**Record list**.
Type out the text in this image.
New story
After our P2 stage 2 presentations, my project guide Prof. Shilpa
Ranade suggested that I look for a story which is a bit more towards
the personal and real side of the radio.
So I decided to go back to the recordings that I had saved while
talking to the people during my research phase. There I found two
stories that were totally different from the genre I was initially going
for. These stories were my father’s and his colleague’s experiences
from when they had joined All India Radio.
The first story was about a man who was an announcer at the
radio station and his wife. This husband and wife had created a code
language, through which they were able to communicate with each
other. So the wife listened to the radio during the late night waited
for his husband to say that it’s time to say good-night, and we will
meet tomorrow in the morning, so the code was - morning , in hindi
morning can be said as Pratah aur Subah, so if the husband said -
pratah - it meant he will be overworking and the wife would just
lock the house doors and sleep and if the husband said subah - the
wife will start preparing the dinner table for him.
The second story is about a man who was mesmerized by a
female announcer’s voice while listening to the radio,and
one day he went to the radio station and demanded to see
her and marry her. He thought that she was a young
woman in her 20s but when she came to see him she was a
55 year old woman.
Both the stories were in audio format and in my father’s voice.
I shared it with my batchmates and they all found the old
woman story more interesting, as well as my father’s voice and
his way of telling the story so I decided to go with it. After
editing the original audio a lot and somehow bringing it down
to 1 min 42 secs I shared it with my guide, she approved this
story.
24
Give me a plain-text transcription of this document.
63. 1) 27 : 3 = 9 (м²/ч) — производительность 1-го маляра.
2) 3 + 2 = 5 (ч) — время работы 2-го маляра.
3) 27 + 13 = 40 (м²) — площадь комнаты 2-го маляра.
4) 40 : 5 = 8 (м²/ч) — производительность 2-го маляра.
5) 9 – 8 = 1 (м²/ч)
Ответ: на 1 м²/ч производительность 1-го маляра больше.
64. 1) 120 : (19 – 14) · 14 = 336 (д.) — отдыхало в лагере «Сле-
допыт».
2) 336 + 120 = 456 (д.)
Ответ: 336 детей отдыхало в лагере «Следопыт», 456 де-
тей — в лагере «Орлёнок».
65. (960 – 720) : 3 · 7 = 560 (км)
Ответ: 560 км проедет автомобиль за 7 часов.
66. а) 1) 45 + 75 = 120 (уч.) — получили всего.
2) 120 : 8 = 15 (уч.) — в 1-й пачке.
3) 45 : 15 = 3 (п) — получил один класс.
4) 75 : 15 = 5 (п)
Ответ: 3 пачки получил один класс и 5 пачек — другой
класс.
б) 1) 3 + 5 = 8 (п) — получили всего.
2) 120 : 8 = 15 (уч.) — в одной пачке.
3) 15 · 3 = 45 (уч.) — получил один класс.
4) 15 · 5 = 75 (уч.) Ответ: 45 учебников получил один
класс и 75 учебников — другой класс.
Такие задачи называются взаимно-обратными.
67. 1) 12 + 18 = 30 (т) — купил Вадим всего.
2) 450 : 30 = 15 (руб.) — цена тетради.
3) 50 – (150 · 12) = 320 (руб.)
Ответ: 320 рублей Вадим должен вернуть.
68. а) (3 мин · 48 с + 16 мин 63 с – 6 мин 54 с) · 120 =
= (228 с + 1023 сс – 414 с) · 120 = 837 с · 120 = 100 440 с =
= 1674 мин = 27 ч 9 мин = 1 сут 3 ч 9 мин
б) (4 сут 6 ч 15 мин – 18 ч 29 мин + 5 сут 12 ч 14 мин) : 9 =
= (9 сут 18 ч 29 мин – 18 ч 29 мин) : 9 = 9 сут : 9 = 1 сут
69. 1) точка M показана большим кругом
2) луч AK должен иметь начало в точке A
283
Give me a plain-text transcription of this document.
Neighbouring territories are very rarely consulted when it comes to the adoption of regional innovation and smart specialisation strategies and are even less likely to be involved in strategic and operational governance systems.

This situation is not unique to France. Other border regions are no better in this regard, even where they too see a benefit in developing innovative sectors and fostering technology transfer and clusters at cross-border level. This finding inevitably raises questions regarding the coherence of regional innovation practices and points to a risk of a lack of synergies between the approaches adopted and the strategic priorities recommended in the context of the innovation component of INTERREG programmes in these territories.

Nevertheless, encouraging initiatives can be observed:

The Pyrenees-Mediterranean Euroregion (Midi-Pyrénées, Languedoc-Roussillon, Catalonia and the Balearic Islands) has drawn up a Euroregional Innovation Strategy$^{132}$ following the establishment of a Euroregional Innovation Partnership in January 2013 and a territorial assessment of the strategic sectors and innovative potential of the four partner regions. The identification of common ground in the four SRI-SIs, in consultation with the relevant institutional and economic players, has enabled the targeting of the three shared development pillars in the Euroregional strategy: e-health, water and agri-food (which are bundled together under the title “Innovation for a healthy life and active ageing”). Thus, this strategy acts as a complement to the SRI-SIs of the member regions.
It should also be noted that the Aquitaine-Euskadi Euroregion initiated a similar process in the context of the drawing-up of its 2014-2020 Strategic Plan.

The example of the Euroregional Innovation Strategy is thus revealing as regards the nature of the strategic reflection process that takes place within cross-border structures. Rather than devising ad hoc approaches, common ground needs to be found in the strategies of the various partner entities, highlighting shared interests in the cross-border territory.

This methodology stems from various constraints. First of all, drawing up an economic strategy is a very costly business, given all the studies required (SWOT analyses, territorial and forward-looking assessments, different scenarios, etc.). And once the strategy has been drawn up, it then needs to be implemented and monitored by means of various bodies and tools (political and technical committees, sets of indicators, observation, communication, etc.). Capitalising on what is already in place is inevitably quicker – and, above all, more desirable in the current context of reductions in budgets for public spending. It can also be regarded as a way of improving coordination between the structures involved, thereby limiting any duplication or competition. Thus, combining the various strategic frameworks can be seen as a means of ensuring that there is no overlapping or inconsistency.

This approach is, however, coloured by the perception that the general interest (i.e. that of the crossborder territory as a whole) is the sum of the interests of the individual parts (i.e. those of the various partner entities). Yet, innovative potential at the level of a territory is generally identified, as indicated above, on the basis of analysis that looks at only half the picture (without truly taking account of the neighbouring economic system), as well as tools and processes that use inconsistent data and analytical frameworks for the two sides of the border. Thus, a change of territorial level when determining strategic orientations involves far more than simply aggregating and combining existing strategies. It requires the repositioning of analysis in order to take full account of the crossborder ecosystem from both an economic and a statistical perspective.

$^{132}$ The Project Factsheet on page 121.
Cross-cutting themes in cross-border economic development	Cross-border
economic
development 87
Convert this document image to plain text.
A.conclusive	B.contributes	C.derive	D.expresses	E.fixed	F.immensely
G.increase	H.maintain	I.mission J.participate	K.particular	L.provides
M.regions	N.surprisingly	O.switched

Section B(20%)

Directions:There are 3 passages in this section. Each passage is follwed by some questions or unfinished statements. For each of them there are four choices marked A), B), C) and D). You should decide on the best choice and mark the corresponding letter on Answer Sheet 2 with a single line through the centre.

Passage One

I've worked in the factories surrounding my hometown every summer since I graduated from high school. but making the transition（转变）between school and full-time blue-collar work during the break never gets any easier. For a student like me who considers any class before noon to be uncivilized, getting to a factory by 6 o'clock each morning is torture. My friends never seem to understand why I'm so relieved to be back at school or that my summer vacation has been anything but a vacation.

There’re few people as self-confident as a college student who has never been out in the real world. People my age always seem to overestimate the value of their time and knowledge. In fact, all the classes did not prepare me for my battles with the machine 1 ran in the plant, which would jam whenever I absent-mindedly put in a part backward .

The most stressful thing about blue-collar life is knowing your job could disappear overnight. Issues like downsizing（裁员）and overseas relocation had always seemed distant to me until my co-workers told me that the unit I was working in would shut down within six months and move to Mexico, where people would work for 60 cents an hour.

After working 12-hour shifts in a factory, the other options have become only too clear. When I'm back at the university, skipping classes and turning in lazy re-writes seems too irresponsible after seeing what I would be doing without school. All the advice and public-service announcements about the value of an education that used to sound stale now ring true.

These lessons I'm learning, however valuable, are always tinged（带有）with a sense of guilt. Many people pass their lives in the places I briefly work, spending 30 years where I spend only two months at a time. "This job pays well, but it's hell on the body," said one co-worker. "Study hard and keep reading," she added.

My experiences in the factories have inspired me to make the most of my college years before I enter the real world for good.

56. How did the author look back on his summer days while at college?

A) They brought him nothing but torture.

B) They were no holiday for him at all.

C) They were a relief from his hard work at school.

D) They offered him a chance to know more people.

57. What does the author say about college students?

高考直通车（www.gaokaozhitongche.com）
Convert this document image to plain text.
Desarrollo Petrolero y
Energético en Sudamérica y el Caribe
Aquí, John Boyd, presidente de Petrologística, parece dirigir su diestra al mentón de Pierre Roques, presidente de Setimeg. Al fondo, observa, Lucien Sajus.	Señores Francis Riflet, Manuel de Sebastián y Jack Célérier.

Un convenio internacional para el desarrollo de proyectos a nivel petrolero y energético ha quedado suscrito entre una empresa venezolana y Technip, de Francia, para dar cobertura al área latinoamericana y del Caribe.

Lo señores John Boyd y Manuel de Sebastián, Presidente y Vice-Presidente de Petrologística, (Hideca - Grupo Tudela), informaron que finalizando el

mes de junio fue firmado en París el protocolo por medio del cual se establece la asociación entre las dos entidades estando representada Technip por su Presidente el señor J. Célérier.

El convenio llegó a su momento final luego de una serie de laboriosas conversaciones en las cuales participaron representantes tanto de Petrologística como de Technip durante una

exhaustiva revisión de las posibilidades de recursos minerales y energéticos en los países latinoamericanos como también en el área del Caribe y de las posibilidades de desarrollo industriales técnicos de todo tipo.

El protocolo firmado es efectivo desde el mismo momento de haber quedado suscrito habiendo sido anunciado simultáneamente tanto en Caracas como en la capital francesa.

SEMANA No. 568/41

**Requirement**.
Where a line contains "Petrologística", copy that line.

**Solved exercise**.
Aquí, John Boyd, presidente de Petrologística, parece dirigir su diestra al mentón de Pierre Roques, presidente de Setimeg. Al fondo, observa, Lucien Sajus.	Señores Francis Riflet, Manuel de Sebastián y Jack Célérier.
Lo señores John Boyd y Manuel de Sebastián, Presidente y Vice-Presidente de Petrologística, (Hideca - Grupo Tudela), informaron que finalizando el
El convenio llegó a su momento final luego de una serie de laboriosas conversaciones en las cuales participaron representantes tanto de Petrologística como de Technip durante una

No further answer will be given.